STATED PROBLEM:
Write the records below out in full, character for character, with no pictures.

DATA FOR THIS EXERCISE:
++++++++
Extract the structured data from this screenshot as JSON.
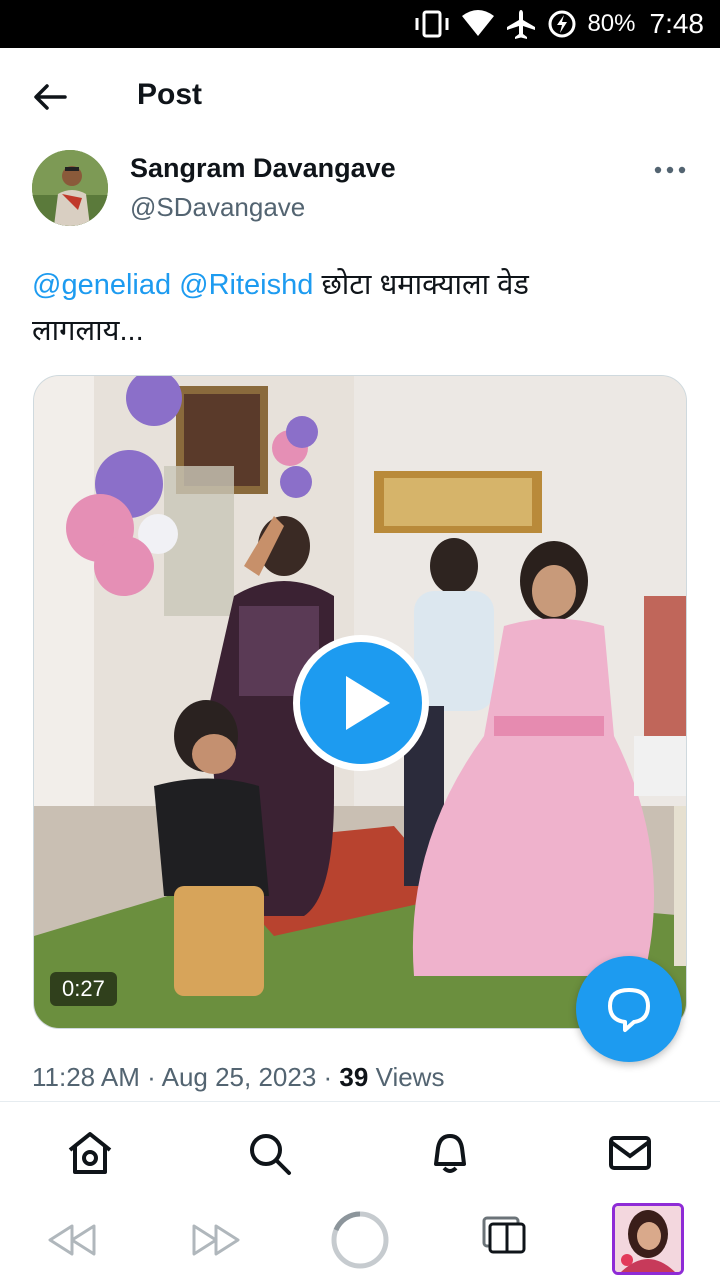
{
  "status_bar": {
    "battery": "80%",
    "time": "7:48",
    "icons": [
      "vibrate-icon",
      "wifi-icon",
      "airplane-icon",
      "battery-saver-icon"
    ]
  },
  "header": {
    "title": "Post",
    "back_icon": "arrow-left-icon"
  },
  "author": {
    "name": "Sangram Davangave",
    "handle": "@SDavangave",
    "more_icon": "more-horizontal-icon"
  },
  "tweet": {
    "mention_1": "@geneliad",
    "mention_2": "@Riteishd",
    "text_line_1": " छोटा धमाक्याला वेड",
    "text_line_2": "लागलाय..."
  },
  "media": {
    "type": "video",
    "duration": "0:27",
    "play_icon": "play-icon"
  },
  "meta": {
    "time": "11:28 AM",
    "separator": " · ",
    "date": "Aug 25, 2023",
    "views_count": "39",
    "views_label": " Views"
  },
  "fab": {
    "icon": "compose-reply-icon"
  },
  "bottom_nav": {
    "items": [
      "home-icon",
      "search-icon",
      "notifications-icon",
      "messages-icon"
    ]
  },
  "browser_bar": {
    "items": [
      "back-icon",
      "forward-icon",
      "reload-icon",
      "tabs-icon",
      "profile-thumbnail"
    ]
  },
  "colors": {
    "accent": "#1d9bf0",
    "text": "#0f1419",
    "secondary_text": "#536471"
  }
}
++++++++
CORRECT RESPONSE:
Extract the structured data from this screenshot as JSON.
{
  "status_bar": {
    "battery": "80%",
    "time": "7:48",
    "icons": [
      "vibrate-icon",
      "wifi-icon",
      "airplane-icon",
      "battery-saver-icon"
    ]
  },
  "header": {
    "title": "Post",
    "back_icon": "arrow-left-icon"
  },
  "author": {
    "name": "Sangram Davangave",
    "handle": "@SDavangave",
    "more_icon": "more-horizontal-icon"
  },
  "tweet": {
    "mention_1": "@geneliad",
    "mention_2": "@Riteishd",
    "text_line_1": " छोटा धमाक्याला वेड",
    "text_line_2": "लागलाय..."
  },
  "media": {
    "type": "video",
    "duration": "0:27",
    "play_icon": "play-icon"
  },
  "meta": {
    "time": "11:28 AM",
    "separator": " · ",
    "date": "Aug 25, 2023",
    "views_count": "39",
    "views_label": " Views"
  },
  "fab": {
    "icon": "compose-reply-icon"
  },
  "bottom_nav": {
    "items": [
      "home-icon",
      "search-icon",
      "notifications-icon",
      "messages-icon"
    ]
  },
  "browser_bar": {
    "items": [
      "back-icon",
      "forward-icon",
      "reload-icon",
      "tabs-icon",
      "profile-thumbnail"
    ]
  },
  "colors": {
    "accent": "#1d9bf0",
    "text": "#0f1419",
    "secondary_text": "#536471"
  }
}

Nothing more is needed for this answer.